DOCUMENT PASSAGE:
■ ■ ■ ■

The AJC’s Ty Tagami has an interesting story tonight on the challenges facing the DeKalb school board in making its case in 10 hours before the state Board of Education, which will be weighing the board’s ouster.
In the meantime, DeKalb officials must argue their innocence before the Georgia Board of Education without being able to cross-examine key witnesses and not knowing which documents support which allegations. Atlanta Attorney Warren Fortson said that task will be difficult given the vague nature of the 20-page SACS report.
“It’s predicated on anonymous sources,” said Fortson, who was general counsel for Atlanta Public Schools for more than two decades. “You can’t defend yourself against smoke.”
The report identifies sources as “interviewees,” “stakeholder interviews,” “artifacts” or “various forms of evidence.” “Interviewees described a feeling of hopelessness,” it says, and “based on evidence from numerous interviews, several board members continue to make harassing calls and visits to schools.”

■ ■ ■ ■

COLLECTED DATA:
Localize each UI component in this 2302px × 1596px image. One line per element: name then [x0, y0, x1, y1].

■ ■ ■ ■

EXERCISES TO COMPLETE:
• A. For each statement, say yes or no according to the DeKalb school board passage, and quote the words that decide it.
(i) The SACS report runs 20 pages.
(ii) Warren Fortson served as general counsel for the DeKalb school system.
(iii) DeKalb officials will be able to cross-examine key witnesses before the state board.
• B. Print the stretch of the DeKalb school board passage from "The AJC’s Ty" through "the board’s ouster.".
• C. Answer these questions from the DeKalb school board passage.
(i) How many hours does the DeKalb school board have to make its case before the state Board of Education?
(ii) Which AJC writer has the story?
(iii) According to the report, what do several board members continue to do?

RESPONSES IN ORDER:
• A.
(i) Yes: "the vague nature of the 20-page SACS report"
(ii) No: "general counsel for Atlanta Public Schools for more than two decades"
(iii) No: "without being able to cross-examine key witnesses"

• B.
The AJC’s Ty Tagami has an interesting story tonight on the challenges facing the DeKalb school board in making its case in 10 hours before the state Board of Education, which will be weighing the board’s ouster.

• C.
(i) 10 hours
(ii) Ty Tagami
(iii) They continue to make harassing calls and visits to schools.